[WORK TO BE COMPLETED]
Copy out the data exactly, leaving the pictures behind.

···

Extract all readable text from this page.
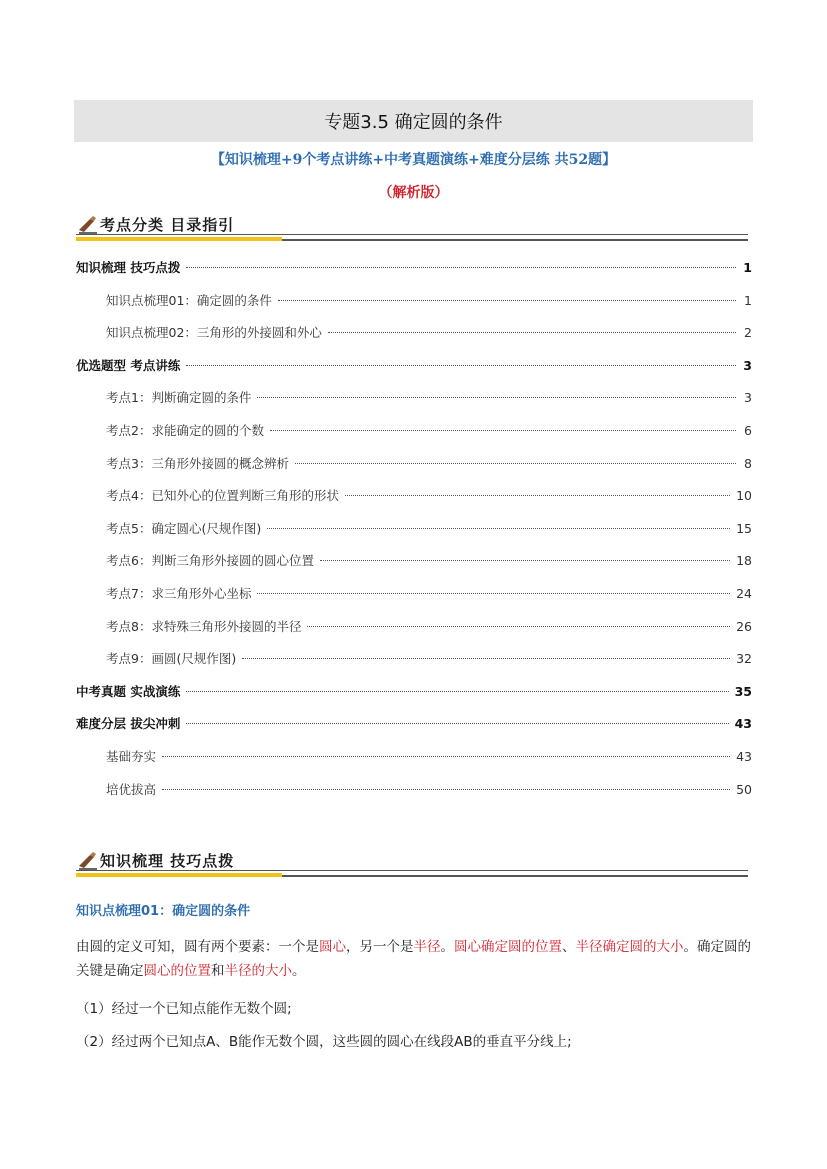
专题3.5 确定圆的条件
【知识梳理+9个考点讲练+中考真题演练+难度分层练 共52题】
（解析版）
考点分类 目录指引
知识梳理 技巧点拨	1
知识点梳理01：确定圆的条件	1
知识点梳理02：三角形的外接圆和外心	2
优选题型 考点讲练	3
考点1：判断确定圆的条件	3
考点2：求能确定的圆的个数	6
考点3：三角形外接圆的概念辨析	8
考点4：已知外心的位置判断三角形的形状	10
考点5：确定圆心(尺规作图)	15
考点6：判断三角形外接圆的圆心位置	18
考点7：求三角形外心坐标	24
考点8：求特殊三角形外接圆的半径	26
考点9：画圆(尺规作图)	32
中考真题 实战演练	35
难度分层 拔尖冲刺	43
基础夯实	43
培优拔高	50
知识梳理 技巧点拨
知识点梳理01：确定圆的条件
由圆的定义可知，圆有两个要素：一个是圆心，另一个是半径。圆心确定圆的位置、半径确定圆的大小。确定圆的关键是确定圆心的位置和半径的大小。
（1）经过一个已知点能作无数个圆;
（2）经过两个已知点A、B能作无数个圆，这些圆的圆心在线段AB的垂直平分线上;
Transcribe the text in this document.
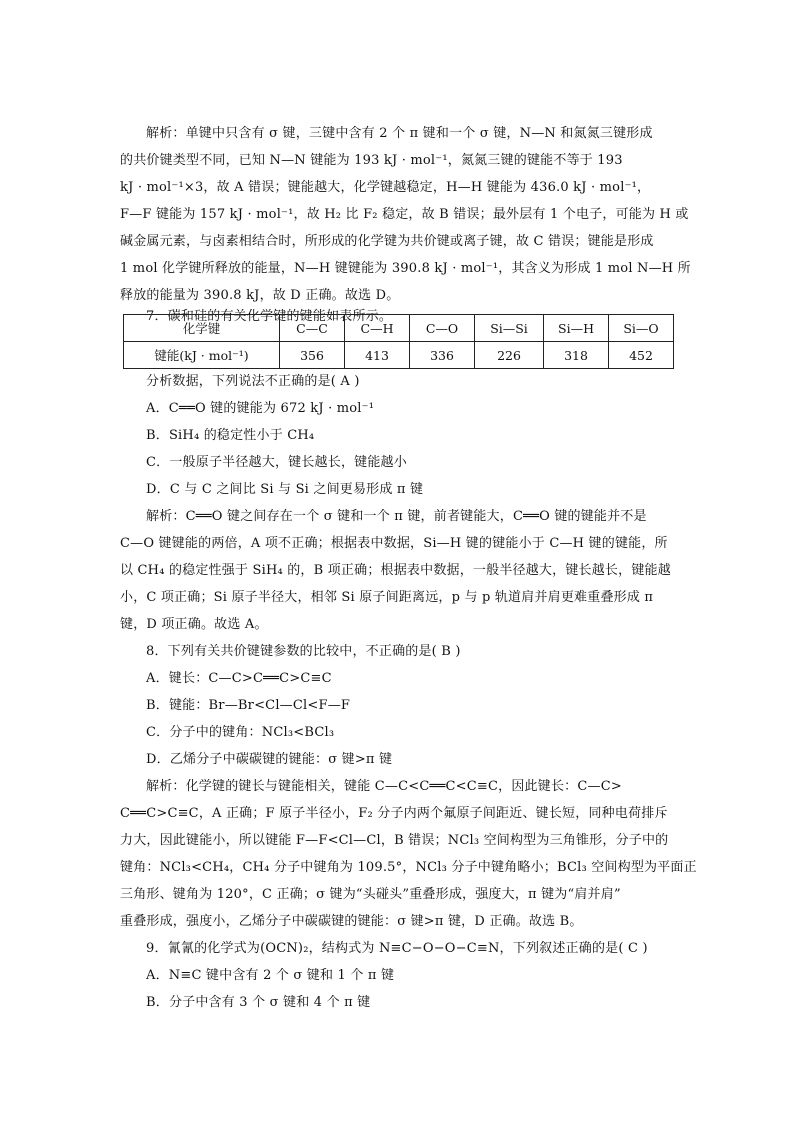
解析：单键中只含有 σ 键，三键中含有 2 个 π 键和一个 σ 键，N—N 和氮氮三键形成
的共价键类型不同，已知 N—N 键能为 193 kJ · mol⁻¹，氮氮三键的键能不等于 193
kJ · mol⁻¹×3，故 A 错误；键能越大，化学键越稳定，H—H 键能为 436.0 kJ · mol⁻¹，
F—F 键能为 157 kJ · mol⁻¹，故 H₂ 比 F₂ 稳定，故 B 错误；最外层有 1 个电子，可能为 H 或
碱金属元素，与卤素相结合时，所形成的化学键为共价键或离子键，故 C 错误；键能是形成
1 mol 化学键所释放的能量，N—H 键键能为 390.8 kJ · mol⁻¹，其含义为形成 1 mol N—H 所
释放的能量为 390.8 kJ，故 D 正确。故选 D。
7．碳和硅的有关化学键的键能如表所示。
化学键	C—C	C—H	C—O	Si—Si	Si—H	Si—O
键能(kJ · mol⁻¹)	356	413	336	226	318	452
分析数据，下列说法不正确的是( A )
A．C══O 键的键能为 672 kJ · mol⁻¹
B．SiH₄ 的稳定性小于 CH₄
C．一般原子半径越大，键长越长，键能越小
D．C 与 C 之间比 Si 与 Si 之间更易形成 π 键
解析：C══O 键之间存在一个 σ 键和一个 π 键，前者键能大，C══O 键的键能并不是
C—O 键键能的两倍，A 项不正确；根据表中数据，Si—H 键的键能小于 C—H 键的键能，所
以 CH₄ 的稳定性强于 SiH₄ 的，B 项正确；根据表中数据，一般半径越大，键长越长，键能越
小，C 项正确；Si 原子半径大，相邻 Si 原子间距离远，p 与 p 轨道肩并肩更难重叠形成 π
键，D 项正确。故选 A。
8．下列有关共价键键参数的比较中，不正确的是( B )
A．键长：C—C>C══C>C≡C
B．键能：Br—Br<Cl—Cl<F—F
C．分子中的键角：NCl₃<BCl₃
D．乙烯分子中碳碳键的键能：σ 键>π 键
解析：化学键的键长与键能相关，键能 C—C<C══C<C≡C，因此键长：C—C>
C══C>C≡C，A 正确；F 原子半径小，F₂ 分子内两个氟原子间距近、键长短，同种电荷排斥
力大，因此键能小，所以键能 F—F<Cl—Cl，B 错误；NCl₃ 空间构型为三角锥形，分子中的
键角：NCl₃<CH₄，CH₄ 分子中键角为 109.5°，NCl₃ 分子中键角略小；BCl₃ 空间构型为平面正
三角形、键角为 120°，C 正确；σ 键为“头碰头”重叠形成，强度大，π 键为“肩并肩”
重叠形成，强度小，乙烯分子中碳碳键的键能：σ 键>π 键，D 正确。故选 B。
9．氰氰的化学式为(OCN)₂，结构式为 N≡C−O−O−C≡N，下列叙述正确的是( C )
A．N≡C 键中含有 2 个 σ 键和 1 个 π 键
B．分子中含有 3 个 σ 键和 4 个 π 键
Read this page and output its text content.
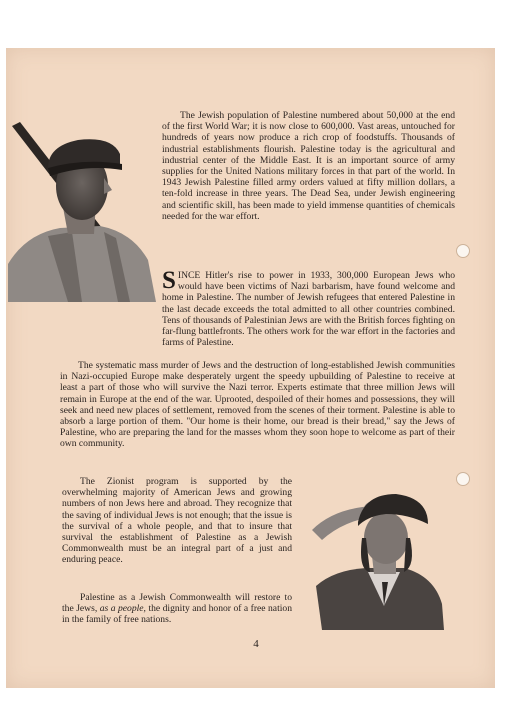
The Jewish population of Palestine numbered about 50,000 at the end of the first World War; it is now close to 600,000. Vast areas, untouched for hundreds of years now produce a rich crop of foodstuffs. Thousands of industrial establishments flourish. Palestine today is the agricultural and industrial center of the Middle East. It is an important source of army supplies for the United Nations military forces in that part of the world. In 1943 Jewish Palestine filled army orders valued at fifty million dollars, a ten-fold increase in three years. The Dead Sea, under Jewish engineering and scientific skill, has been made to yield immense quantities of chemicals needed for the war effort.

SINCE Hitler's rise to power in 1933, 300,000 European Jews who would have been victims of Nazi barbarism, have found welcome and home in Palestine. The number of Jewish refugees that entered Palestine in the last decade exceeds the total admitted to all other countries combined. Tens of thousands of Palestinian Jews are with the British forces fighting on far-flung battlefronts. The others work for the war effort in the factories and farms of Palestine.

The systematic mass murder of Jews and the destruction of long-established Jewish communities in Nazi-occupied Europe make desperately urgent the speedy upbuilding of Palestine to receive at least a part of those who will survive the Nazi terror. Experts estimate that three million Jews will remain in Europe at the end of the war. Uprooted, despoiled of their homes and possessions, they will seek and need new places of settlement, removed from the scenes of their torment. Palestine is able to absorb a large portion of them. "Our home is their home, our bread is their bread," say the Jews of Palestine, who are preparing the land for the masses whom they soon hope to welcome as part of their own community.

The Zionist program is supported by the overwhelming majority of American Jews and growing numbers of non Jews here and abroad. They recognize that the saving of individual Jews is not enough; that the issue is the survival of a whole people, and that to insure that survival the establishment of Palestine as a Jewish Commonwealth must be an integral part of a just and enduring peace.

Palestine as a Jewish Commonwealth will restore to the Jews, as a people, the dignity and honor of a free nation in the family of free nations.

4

···

[EXERCISE RESPONSE]
Extract all readable text from this page.
专题3.5 确定圆的条件
【知识梳理+9个考点讲练+中考真题演练+难度分层练 共52题】
（解析版）
考点分类 目录指引
知识梳理 技巧点拨	1
知识点梳理01：确定圆的条件	1
知识点梳理02：三角形的外接圆和外心	2
优选题型 考点讲练	3
考点1：判断确定圆的条件	3
考点2：求能确定的圆的个数	6
考点3：三角形外接圆的概念辨析	8
考点4：已知外心的位置判断三角形的形状	10
考点5：确定圆心(尺规作图)	15
考点6：判断三角形外接圆的圆心位置	18
考点7：求三角形外心坐标	24
考点8：求特殊三角形外接圆的半径	26
考点9：画圆(尺规作图)	32
中考真题 实战演练	35
难度分层 拔尖冲刺	43
基础夯实	43
培优拔高	50
知识梳理 技巧点拨
知识点梳理01：确定圆的条件
由圆的定义可知，圆有两个要素：一个是圆心，另一个是半径。圆心确定圆的位置、半径确定圆的大小。确定圆的关键是确定圆心的位置和半径的大小。
（1）经过一个已知点能作无数个圆;
（2）经过两个已知点A、B能作无数个圆，这些圆的圆心在线段AB的垂直平分线上;
Transcribe the text in this document.
解析：单键中只含有 σ 键，三键中含有 2 个 π 键和一个 σ 键，N—N 和氮氮三键形成
的共价键类型不同，已知 N—N 键能为 193 kJ · mol⁻¹，氮氮三键的键能不等于 193
kJ · mol⁻¹×3，故 A 错误；键能越大，化学键越稳定，H—H 键能为 436.0 kJ · mol⁻¹，
F—F 键能为 157 kJ · mol⁻¹，故 H₂ 比 F₂ 稳定，故 B 错误；最外层有 1 个电子，可能为 H 或
碱金属元素，与卤素相结合时，所形成的化学键为共价键或离子键，故 C 错误；键能是形成
1 mol 化学键所释放的能量，N—H 键键能为 390.8 kJ · mol⁻¹，其含义为形成 1 mol N—H 所
释放的能量为 390.8 kJ，故 D 正确。故选 D。
7．碳和硅的有关化学键的键能如表所示。
化学键	C—C	C—H	C—O	Si—Si	Si—H	Si—O
键能(kJ · mol⁻¹)	356	413	336	226	318	452
分析数据，下列说法不正确的是( A )
A．C══O 键的键能为 672 kJ · mol⁻¹
B．SiH₄ 的稳定性小于 CH₄
C．一般原子半径越大，键长越长，键能越小
D．C 与 C 之间比 Si 与 Si 之间更易形成 π 键
解析：C══O 键之间存在一个 σ 键和一个 π 键，前者键能大，C══O 键的键能并不是
C—O 键键能的两倍，A 项不正确；根据表中数据，Si—H 键的键能小于 C—H 键的键能，所
以 CH₄ 的稳定性强于 SiH₄ 的，B 项正确；根据表中数据，一般半径越大，键长越长，键能越
小，C 项正确；Si 原子半径大，相邻 Si 原子间距离远，p 与 p 轨道肩并肩更难重叠形成 π
键，D 项正确。故选 A。
8．下列有关共价键键参数的比较中，不正确的是( B )
A．键长：C—C>C══C>C≡C
B．键能：Br—Br<Cl—Cl<F—F
C．分子中的键角：NCl₃<BCl₃
D．乙烯分子中碳碳键的键能：σ 键>π 键
解析：化学键的键长与键能相关，键能 C—C<C══C<C≡C，因此键长：C—C>
C══C>C≡C，A 正确；F 原子半径小，F₂ 分子内两个氟原子间距近、键长短，同种电荷排斥
力大，因此键能小，所以键能 F—F<Cl—Cl，B 错误；NCl₃ 空间构型为三角锥形，分子中的
键角：NCl₃<CH₄，CH₄ 分子中键角为 109.5°，NCl₃ 分子中键角略小；BCl₃ 空间构型为平面正
三角形、键角为 120°，C 正确；σ 键为“头碰头”重叠形成，强度大，π 键为“肩并肩”
重叠形成，强度小，乙烯分子中碳碳键的键能：σ 键>π 键，D 正确。故选 B。
9．氰氰的化学式为(OCN)₂，结构式为 N≡C−O−O−C≡N，下列叙述正确的是( C )
A．N≡C 键中含有 2 个 σ 键和 1 个 π 键
B．分子中含有 3 个 σ 键和 4 个 π 键
Read this page and output its text content.
The Jewish population of Palestine numbered about 50,000 at the end of the first World War; it is now close to 600,000. Vast areas, untouched for hundreds of years now produce a rich crop of foodstuffs. Thousands of industrial establishments flourish. Palestine today is the agricultural and industrial center of the Middle East. It is an important source of army supplies for the United Nations military forces in that part of the world. In 1943 Jewish Palestine filled army orders valued at fifty million dollars, a ten-fold increase in three years. The Dead Sea, under Jewish engineering and scientific skill, has been made to yield immense quantities of chemicals needed for the war effort.

SINCE Hitler's rise to power in 1933, 300,000 European Jews who would have been victims of Nazi barbarism, have found welcome and home in Palestine. The number of Jewish refugees that entered Palestine in the last decade exceeds the total admitted to all other countries combined. Tens of thousands of Palestinian Jews are with the British forces fighting on far-flung battlefronts. The others work for the war effort in the factories and farms of Palestine.

The systematic mass murder of Jews and the destruction of long-established Jewish communities in Nazi-occupied Europe make desperately urgent the speedy upbuilding of Palestine to receive at least a part of those who will survive the Nazi terror. Experts estimate that three million Jews will remain in Europe at the end of the war. Uprooted, despoiled of their homes and possessions, they will seek and need new places of settlement, removed from the scenes of their torment. Palestine is able to absorb a large portion of them. "Our home is their home, our bread is their bread," say the Jews of Palestine, who are preparing the land for the masses whom they soon hope to welcome as part of their own community.

The Zionist program is supported by the overwhelming majority of American Jews and growing numbers of non Jews here and abroad. They recognize that the saving of individual Jews is not enough; that the issue is the survival of a whole people, and that to insure that survival the establishment of Palestine as a Jewish Commonwealth must be an integral part of a just and enduring peace.

Palestine as a Jewish Commonwealth will restore to the Jews, as a people, the dignity and honor of a free nation in the family of free nations.

4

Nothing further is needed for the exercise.